▸ Apply what you read
A. Please rewrite the TypeScript passage from "UserProfile and ProductListing" to "the wrong tool.", renaming "ProductListing" to "OrderSummary".
B. In the TypeScript passage, how large is the runtime performance difference between an abstract class and an interface?
START Provided passage
UserProfile and ProductListing have nothing in common structurally. They share no state, no base behavior. But both commit to the Serializable and Printable contracts. This is exactly the use case for interfaces. You wouldn't put these two under the same abstract class because they don't share a "kind of thing" relationship.


Code Example 3 — The Wrong Way and the Right Way

This is the code pattern that causes most interview confusion. Candidates often reach for the wrong tool.

// WRONG: Using abstract class when there is zero shared state or implementation
// This is an interface disguised as an abstract class
abstract class Logger {
  abstract log(message: string): void;
  abstract warn(message: string): void;
  abstract error(message: string): void;
}
// Problem: no state, no constructor used, no concrete methods
// This adds inheritance coupling with no benefit over an interface

// RIGHT: Use an interface for a pure contract
interface Logger {
  log(message: string): void;
  warn(message: string): void;
  error(message: string): void;
}

// Now ConsoleLogger and FileLogger are completely independent
class ConsoleLogger implements Logger {
  log(message: string): void {
    console.log(`[LOG] ${message}`);
  }

  warn(message: string): void {
    console.warn(`[WARN] ${message}`);
  }

  error(message: string): void {
    console.error(`[ERROR] ${message}`);
  }
}

class FileLogger implements Logger {
  private logFile: string;

  constructor(logFile: string) {
    this.logFile = logFile;
  }

  log(message: string): void {
    // Write to file in production
    console.log(`[FILE:${this.logFile}] LOG: ${message}`);
  }

  warn(message: string): void {
    console.log(`[FILE:${this.logFile}] WARN: ${message}`);
  }

  error(message: string): void {
    console.log(`[FILE:${this.logFile}] ERROR: ${message}`);
  }
}

// Both loggers work anywhere a Logger is expected
function runApplication(logger: Logger): void {
  logger.log("Application started");
  logger.warn("Low memory detected");
  logger.error("Database connection failed");
}

runApplication(new ConsoleLogger());
runApplication(new FileLogger("app.log"));

[UNIQUE INSIGHT]: The real performance difference between abstract class and interface in TypeScript is zero at runtime. Both compile to plain JavaScript. The choice is entirely about design intent and maintainability signals you send to other developers reading your code. Choosing abstract class says "these things share an ancestry." Choosing interface says "these things share a promise."


Decision Flowchart — Which One Should You Use?

START: I need to define shared structure for multiple classes
           |
           v
   Do the classes share actual STATE (fields/properties)?
           |
     YES --+-- NO
     |              |
     v              v
Use ABSTRACT     Do the classes share CONCRETE BEHAVIOR
CLASS            (implemented methods they all inherit)?
END Provided passage
START Recorded information
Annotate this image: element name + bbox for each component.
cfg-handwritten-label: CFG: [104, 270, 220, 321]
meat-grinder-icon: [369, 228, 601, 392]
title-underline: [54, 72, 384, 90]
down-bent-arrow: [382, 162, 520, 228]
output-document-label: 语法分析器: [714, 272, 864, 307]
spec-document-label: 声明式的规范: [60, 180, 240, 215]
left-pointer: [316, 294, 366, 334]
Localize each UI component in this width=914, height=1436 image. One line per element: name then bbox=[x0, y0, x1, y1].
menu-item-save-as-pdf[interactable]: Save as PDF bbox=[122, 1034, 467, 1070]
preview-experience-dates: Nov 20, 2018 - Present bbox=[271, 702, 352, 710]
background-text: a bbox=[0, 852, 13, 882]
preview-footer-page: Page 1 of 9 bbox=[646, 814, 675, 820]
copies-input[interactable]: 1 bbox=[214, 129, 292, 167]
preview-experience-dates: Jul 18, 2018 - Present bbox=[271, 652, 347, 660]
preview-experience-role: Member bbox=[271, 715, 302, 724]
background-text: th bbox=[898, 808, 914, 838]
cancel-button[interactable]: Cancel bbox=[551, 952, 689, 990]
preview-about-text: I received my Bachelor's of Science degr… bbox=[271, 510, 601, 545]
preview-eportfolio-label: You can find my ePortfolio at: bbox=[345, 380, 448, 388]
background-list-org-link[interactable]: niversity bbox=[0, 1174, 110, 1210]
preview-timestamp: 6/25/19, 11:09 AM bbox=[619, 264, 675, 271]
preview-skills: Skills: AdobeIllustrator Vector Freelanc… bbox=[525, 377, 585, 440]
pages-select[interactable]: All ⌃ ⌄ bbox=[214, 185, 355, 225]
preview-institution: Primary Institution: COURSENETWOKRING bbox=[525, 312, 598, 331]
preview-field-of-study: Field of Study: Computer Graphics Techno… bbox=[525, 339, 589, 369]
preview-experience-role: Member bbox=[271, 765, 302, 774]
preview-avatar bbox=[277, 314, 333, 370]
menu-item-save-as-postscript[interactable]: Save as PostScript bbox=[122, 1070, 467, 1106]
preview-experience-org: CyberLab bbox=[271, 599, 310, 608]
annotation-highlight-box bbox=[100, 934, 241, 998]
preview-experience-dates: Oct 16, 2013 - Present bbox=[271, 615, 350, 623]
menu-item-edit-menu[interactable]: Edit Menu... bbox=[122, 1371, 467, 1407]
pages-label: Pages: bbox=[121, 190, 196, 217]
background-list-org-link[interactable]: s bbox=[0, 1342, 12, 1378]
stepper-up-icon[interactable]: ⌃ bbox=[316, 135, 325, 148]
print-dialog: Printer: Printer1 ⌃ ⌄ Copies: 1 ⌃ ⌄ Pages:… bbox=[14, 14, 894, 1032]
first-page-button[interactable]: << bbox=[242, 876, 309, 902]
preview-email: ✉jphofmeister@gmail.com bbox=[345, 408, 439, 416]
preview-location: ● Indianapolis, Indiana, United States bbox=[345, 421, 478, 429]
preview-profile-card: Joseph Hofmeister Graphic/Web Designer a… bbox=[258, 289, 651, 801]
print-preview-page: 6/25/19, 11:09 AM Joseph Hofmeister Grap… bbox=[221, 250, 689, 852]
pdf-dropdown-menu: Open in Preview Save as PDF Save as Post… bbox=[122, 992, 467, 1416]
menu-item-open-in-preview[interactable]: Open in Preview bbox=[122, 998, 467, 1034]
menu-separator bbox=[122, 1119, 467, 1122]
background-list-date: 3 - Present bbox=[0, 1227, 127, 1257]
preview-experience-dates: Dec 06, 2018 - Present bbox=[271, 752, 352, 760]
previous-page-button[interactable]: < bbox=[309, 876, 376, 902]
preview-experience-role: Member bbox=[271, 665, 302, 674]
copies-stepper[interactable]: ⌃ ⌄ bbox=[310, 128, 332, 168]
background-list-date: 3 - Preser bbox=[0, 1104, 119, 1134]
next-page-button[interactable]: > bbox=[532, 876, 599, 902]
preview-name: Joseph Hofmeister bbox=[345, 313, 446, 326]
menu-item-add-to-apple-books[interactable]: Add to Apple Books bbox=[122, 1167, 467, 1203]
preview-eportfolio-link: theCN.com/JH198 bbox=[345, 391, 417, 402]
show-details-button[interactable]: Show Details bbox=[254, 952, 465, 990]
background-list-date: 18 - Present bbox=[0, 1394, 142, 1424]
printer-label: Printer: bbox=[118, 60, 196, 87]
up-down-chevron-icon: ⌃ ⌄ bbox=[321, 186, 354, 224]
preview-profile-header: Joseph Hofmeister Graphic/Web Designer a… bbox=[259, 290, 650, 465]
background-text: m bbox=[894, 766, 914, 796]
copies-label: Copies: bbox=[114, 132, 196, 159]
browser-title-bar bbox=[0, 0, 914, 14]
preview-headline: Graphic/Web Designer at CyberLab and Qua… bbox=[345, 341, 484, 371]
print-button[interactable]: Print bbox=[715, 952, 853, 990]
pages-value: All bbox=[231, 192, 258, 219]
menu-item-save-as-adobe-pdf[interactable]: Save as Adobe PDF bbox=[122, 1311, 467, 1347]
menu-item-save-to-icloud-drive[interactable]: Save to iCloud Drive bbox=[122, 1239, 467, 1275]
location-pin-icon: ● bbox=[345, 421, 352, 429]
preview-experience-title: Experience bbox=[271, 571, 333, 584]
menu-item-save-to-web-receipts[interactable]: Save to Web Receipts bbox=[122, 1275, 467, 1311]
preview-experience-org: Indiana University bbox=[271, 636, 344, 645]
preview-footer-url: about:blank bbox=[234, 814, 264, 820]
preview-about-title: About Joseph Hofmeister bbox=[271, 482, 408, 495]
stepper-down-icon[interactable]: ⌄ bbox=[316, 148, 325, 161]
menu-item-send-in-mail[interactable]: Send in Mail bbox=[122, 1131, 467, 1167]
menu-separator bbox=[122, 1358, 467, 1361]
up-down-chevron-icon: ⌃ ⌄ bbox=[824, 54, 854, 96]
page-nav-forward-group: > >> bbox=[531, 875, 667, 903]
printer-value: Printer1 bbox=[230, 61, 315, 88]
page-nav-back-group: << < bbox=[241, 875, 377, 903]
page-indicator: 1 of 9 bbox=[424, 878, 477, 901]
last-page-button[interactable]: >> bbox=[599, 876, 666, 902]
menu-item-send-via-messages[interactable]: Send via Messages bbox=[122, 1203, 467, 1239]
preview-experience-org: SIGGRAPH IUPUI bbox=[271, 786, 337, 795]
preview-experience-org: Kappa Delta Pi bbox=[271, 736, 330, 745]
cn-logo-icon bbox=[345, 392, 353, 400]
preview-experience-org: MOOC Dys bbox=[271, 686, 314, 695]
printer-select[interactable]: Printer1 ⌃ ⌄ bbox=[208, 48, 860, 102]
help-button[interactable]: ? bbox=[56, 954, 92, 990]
END Recorded information
▸ Responses by item number
A.
UserProfile and OrderSummary have nothing in common structurally. They share no state, no base behavior. But both commit to the Serializable and Printable contracts. This is exactly the use case for interfaces. You wouldn't put these two under the same abstract class because they don't share a "kind of thing" relationship.


Code Example 3 — The Wrong Way and the Right Way

This is the code pattern that causes most interview confusion. Candidates often reach for the wrong tool.

B. It is zero, because both compile to plain JavaScript.